Objective: Pick out every line that holds the string "User" and copy it.
═════ Listed records
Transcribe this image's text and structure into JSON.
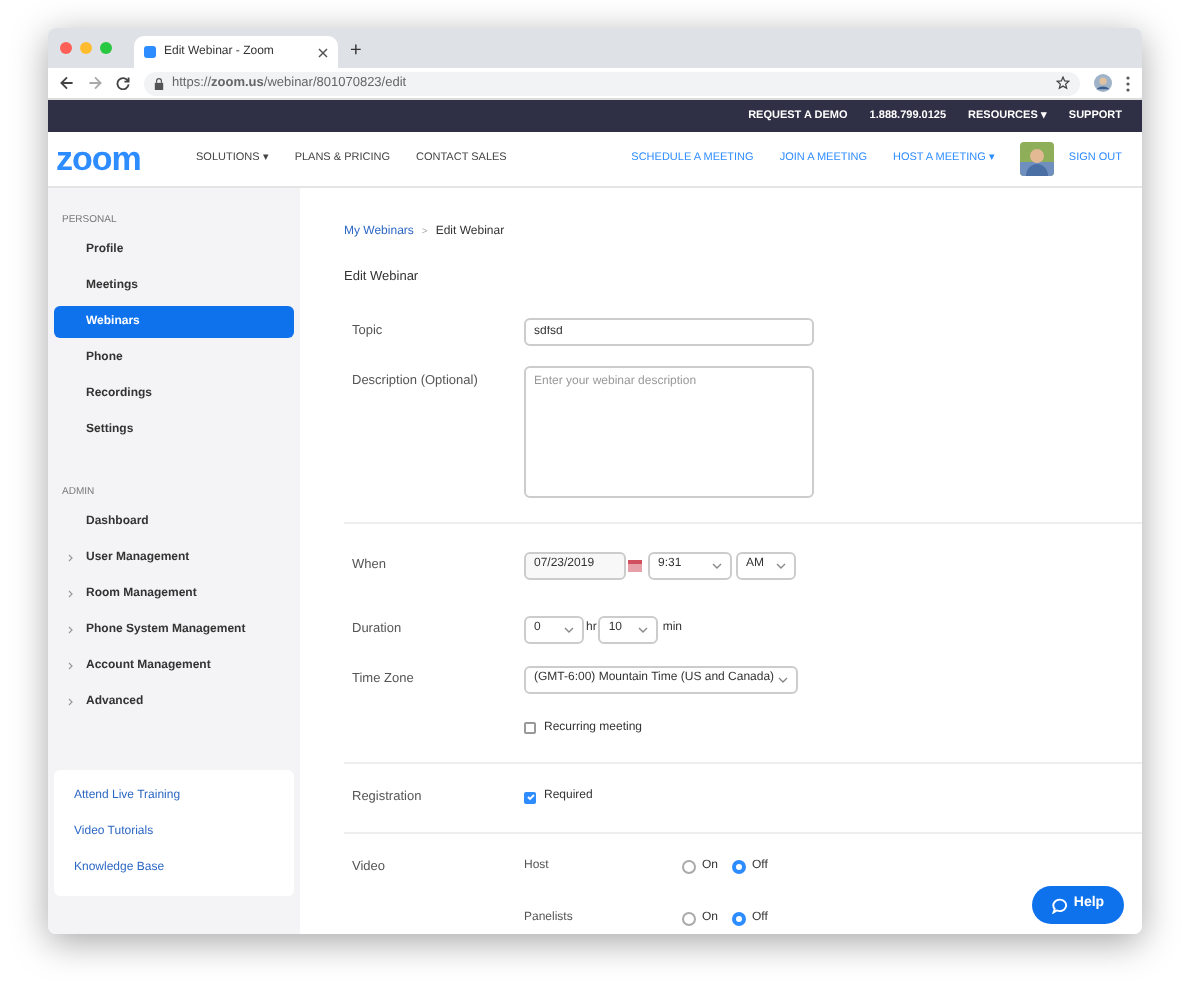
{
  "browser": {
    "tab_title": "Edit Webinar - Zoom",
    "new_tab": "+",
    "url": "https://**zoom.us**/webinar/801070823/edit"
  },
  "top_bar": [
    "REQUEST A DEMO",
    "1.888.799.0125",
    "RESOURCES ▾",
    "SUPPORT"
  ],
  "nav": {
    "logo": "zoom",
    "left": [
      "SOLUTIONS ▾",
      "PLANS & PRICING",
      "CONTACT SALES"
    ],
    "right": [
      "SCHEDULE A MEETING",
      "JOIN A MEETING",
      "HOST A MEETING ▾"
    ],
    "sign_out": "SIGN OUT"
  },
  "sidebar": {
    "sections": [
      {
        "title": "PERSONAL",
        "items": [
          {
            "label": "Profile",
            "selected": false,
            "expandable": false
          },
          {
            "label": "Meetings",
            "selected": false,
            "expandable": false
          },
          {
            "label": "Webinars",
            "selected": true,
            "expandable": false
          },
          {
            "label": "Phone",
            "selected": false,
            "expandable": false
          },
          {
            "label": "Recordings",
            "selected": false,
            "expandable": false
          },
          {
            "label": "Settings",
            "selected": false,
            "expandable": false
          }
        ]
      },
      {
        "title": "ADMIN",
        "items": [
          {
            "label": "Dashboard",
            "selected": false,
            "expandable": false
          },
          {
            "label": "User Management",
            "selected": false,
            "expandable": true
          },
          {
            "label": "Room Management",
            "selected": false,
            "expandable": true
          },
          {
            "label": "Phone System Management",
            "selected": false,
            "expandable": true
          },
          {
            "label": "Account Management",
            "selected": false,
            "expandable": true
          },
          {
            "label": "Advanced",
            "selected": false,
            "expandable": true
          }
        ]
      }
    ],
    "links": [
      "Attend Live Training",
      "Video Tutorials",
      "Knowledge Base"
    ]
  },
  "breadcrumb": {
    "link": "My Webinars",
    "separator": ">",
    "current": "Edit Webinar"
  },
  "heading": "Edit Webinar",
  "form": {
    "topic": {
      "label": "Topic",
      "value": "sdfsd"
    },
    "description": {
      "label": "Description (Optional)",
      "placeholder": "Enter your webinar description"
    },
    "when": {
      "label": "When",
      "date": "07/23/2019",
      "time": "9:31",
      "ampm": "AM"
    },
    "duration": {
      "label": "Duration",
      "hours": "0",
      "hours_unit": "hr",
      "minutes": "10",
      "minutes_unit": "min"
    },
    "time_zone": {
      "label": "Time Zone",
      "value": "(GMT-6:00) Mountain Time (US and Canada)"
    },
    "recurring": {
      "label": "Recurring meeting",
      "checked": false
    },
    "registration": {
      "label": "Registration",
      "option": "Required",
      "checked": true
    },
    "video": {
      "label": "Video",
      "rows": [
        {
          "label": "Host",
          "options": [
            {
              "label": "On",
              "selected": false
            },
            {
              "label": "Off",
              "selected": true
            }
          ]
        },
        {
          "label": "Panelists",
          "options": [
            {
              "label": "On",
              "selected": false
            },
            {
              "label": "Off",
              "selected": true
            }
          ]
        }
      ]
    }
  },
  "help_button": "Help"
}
══════════
═════ Listed records
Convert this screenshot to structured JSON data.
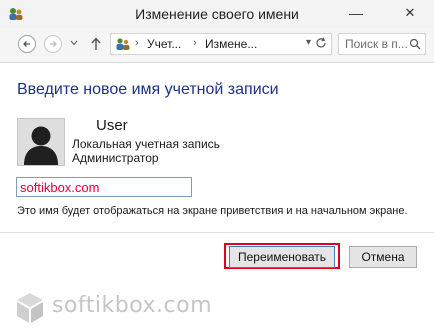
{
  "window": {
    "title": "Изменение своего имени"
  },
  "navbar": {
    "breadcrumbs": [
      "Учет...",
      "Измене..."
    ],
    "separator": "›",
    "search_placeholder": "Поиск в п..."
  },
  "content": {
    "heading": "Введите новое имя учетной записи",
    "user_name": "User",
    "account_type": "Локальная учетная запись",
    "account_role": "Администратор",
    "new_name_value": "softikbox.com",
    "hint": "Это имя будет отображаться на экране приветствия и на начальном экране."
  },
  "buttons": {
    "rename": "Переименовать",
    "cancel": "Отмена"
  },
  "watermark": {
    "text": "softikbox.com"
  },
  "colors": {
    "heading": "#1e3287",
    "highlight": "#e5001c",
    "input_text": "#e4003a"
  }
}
══════════
═════ Listed records
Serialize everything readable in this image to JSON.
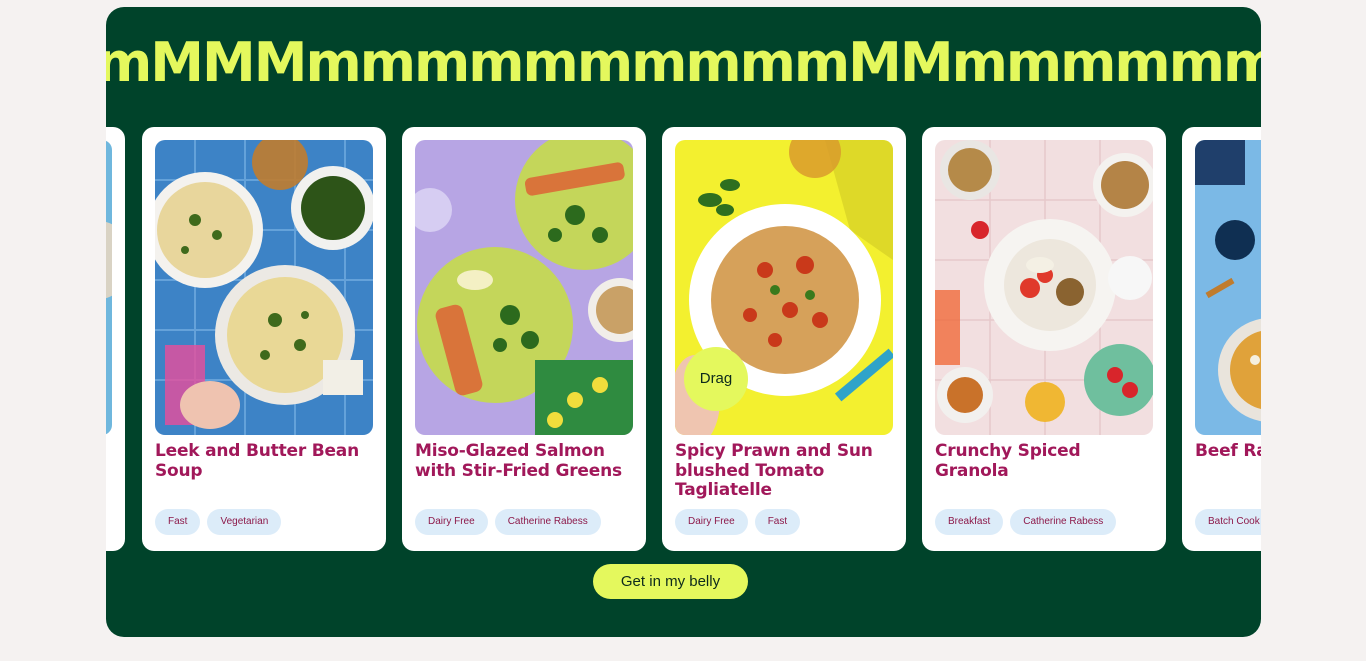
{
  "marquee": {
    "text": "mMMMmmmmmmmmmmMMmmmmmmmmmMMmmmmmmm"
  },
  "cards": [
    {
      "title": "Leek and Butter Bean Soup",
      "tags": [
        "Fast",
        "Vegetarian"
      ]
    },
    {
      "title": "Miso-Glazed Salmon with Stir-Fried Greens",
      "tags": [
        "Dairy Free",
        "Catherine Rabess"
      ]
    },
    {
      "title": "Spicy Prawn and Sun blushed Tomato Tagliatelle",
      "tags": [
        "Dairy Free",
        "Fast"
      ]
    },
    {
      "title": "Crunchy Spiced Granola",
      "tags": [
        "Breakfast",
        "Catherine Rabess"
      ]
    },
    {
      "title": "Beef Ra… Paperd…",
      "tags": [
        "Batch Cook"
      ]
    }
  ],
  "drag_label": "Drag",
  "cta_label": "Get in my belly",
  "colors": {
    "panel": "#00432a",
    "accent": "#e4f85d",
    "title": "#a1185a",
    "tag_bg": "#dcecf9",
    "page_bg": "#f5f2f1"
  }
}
══════════
Full answer:
            "label": "User Management",
    "user_name": "User",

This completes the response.